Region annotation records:
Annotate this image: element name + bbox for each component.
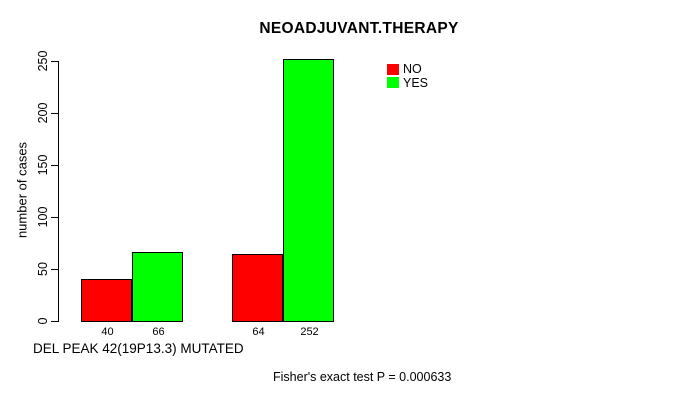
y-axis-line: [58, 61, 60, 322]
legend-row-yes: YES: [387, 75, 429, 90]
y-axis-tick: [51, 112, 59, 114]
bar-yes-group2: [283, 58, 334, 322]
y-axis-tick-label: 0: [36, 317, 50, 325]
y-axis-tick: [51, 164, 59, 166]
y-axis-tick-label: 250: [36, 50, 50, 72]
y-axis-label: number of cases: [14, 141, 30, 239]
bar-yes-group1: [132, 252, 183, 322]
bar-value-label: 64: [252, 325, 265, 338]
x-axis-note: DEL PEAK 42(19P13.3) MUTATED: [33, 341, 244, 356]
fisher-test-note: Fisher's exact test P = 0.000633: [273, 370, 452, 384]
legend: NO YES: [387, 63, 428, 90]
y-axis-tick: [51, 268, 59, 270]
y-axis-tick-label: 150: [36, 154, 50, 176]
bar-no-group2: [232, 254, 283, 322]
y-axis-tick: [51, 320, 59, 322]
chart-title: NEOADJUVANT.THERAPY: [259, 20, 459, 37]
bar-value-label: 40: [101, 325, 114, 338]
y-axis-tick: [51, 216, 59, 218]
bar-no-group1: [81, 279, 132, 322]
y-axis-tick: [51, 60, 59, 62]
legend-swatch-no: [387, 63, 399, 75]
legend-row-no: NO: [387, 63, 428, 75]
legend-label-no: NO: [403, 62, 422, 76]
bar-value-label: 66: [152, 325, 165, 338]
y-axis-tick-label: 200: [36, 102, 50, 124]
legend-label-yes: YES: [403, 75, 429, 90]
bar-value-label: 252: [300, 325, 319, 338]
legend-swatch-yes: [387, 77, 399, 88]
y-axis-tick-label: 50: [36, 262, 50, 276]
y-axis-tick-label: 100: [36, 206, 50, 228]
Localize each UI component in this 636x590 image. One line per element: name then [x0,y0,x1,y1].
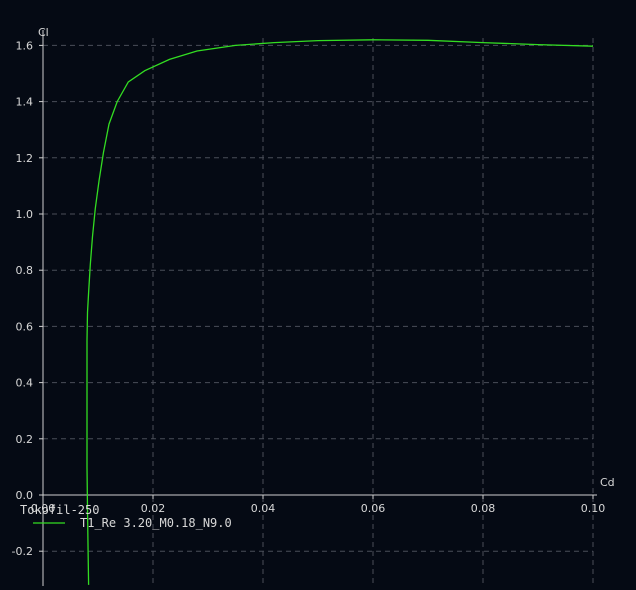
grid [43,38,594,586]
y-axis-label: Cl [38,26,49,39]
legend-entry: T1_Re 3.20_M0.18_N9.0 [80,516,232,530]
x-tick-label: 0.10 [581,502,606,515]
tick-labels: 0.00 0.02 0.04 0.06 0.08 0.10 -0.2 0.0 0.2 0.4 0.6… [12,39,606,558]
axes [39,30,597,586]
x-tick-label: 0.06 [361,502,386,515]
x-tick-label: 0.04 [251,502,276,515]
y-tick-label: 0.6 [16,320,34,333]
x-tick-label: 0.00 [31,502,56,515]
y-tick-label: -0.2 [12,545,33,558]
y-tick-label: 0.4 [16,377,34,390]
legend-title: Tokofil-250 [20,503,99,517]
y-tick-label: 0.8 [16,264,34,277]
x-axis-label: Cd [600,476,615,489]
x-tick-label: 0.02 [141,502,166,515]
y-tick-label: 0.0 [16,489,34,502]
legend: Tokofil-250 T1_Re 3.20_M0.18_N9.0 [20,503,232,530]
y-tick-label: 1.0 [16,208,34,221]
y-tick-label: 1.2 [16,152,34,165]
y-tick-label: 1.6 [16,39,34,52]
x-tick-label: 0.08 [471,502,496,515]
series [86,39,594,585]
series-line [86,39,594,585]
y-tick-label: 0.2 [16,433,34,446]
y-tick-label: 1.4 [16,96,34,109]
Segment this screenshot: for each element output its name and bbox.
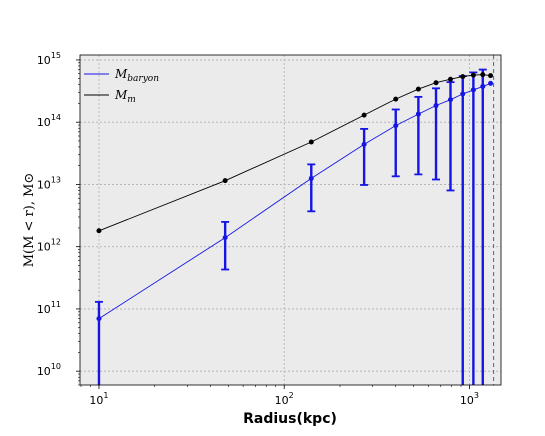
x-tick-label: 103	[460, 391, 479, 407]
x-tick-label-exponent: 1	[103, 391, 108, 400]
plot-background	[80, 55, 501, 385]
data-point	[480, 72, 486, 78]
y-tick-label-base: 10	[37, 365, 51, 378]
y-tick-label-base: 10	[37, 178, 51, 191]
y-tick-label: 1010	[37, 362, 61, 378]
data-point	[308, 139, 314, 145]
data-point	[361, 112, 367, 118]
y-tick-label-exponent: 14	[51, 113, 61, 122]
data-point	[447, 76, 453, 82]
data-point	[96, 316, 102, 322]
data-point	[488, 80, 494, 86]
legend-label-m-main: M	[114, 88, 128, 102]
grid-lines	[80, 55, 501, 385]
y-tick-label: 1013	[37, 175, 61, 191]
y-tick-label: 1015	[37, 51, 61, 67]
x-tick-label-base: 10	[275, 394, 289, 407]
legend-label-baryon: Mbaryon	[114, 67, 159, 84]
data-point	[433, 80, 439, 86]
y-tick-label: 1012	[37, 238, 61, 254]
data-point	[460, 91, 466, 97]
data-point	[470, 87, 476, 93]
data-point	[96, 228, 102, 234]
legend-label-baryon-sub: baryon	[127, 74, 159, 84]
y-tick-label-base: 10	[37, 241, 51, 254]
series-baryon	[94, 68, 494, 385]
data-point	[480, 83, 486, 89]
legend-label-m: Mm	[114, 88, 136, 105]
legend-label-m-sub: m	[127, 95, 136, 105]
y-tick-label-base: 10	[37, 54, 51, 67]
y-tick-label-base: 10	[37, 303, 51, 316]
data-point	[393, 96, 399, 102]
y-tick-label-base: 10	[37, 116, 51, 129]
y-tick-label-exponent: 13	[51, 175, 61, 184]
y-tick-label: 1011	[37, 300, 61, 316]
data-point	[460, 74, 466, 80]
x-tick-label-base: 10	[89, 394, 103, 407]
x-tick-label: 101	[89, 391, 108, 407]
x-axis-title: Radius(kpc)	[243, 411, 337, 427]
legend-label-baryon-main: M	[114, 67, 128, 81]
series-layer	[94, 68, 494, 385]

### Work instructions
Update the records from the line with "grid [43,38,594,586]" up to and including the line with "Segment this screenshot: for": replace "legend-entry" with "legend-item" and leave everything else unchanged. Return only those lines.

### Worked answer
grid [43,38,594,586]
y-axis-label: Cl [38,26,49,39]
legend-item: T1_Re 3.20_M0.18_N9.0 [80,516,232,530]
x-tick-label: 0.10 [581,502,606,515]
tick-labels: 0.00 0.02 0.04 0.06 0.08 0.10 -0.2 0.0 0.2 0.4 0.6… [12,39,606,558]
axes [39,30,597,586]
x-tick-label: 0.06 [361,502,386,515]
x-tick-label: 0.04 [251,502,276,515]
y-tick-label: 0.6 [16,320,34,333]
x-tick-label: 0.00 [31,502,56,515]
y-tick-label: -0.2 [12,545,33,558]
y-tick-label: 0.4 [16,377,34,390]
legend-title: Tokofil-250 [20,503,99,517]
y-tick-label: 0.8 [16,264,34,277]
x-axis-label: Cd [600,476,615,489]
x-tick-label: 0.02 [141,502,166,515]
y-tick-label: 0.0 [16,489,34,502]
legend: Tokofil-250 T1_Re 3.20_M0.18_N9.0 [20,503,232,530]
y-tick-label: 1.0 [16,208,34,221]
y-tick-label: 1.2 [16,152,34,165]
y-tick-label: 1.6 [16,39,34,52]
x-tick-label: 0.08 [471,502,496,515]
series [86,39,594,585]
series-line [86,39,594,585]
y-tick-label: 0.2 [16,433,34,446]
y-tick-label: 1.4 [16,96,34,109]
Segment this screenshot: for each element output its name and bbox.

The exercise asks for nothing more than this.